Search the material for "Conversion" and show all lines that contain it.

--- RECORDS SUPPLIED ---

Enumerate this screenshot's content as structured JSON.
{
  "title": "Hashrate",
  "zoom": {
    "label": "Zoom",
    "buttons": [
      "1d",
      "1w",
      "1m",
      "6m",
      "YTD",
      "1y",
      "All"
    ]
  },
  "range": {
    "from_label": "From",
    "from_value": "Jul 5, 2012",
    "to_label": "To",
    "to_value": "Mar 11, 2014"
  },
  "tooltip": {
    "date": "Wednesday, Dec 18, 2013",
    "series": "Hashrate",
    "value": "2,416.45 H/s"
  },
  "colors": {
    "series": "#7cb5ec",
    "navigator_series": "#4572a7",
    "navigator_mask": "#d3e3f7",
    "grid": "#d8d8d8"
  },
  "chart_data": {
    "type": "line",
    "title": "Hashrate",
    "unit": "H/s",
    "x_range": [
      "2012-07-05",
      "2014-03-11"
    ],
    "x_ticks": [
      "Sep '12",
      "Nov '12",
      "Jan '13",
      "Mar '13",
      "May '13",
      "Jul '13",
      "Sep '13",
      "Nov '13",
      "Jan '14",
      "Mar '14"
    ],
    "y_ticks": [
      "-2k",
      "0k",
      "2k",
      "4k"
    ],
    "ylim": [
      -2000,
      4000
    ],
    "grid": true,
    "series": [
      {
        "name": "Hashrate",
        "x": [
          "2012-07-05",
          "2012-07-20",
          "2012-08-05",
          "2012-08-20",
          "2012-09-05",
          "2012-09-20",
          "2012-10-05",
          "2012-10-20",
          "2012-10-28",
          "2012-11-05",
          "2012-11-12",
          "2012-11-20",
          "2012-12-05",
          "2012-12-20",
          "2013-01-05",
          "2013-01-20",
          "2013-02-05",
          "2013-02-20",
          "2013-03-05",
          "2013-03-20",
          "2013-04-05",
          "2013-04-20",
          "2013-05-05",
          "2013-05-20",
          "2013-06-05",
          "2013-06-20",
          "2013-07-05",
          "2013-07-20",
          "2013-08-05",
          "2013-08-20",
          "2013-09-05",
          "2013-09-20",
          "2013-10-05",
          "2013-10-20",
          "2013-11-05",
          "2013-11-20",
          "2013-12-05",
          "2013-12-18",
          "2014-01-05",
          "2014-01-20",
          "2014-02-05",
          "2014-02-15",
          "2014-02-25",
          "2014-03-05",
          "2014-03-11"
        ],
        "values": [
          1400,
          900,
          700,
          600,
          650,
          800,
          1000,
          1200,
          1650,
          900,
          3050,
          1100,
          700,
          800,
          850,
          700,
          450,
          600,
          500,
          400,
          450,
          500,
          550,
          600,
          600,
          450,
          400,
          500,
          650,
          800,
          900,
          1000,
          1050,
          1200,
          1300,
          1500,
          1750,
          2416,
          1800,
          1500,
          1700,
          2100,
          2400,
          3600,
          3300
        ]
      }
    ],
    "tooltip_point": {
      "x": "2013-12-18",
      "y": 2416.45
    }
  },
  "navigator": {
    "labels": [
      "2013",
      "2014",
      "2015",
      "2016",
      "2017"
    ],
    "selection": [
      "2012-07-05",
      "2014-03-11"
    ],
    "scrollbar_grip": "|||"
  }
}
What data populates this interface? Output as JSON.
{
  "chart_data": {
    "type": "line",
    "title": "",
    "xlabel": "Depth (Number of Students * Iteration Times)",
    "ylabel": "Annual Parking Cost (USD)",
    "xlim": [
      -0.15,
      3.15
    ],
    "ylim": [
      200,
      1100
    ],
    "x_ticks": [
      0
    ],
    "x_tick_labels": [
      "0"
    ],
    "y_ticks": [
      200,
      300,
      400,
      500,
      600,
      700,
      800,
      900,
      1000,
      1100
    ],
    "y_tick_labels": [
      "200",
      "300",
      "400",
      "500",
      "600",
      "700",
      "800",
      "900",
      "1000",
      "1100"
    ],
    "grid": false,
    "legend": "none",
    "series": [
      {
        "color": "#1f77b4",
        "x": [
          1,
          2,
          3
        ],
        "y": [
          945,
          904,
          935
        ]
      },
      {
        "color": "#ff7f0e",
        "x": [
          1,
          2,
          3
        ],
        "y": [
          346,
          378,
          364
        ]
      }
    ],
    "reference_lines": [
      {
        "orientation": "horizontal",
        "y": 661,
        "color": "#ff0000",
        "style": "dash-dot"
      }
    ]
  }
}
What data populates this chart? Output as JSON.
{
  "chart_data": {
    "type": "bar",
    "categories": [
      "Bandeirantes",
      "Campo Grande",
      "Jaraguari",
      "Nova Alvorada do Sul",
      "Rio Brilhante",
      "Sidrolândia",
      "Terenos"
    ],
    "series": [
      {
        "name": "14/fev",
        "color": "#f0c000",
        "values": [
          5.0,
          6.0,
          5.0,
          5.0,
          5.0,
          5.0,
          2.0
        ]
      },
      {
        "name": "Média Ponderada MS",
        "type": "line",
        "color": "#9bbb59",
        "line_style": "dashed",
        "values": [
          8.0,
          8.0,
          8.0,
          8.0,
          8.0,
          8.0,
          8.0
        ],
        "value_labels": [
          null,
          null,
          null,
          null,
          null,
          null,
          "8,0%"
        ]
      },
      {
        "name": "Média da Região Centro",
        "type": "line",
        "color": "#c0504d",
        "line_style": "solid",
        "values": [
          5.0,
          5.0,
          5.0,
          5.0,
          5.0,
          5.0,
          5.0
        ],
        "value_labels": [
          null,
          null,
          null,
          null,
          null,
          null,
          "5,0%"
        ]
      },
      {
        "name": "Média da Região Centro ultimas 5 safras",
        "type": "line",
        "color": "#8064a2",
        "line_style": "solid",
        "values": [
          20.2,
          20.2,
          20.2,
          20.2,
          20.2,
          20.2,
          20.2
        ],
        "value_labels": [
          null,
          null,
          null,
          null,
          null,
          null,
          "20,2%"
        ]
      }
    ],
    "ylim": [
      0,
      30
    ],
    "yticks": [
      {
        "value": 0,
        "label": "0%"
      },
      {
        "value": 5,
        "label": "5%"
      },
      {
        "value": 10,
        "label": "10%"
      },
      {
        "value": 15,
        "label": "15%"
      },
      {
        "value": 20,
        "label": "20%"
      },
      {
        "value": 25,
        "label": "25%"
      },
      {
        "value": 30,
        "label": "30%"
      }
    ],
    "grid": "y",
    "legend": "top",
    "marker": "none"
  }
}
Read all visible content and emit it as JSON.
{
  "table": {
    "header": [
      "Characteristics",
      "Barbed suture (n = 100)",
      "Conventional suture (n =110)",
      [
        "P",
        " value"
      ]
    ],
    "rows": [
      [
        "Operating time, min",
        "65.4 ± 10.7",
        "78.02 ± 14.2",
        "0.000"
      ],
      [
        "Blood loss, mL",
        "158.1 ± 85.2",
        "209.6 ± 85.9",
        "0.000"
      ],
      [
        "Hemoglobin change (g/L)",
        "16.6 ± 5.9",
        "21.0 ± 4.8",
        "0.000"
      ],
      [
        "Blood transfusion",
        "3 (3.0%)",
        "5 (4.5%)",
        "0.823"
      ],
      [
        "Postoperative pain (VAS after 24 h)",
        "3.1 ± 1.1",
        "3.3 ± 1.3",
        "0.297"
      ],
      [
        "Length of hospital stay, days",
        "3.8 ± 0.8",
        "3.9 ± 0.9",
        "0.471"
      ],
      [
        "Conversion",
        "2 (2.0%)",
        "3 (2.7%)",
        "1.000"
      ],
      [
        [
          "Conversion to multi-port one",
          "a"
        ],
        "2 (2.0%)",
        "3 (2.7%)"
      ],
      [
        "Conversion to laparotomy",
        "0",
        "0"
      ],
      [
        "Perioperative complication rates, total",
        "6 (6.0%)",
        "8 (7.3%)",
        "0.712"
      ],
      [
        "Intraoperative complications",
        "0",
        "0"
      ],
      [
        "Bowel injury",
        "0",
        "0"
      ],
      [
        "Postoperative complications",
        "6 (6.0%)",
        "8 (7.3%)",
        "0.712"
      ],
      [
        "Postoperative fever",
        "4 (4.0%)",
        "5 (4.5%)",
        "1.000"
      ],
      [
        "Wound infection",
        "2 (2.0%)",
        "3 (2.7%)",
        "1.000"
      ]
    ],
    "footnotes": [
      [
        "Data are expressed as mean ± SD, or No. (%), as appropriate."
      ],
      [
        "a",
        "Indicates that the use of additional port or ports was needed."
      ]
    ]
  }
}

---

§ SOLVED EXERCISE:
        "Conversion",
          "Conversion to multi-port one",
        "Conversion to laparotomy",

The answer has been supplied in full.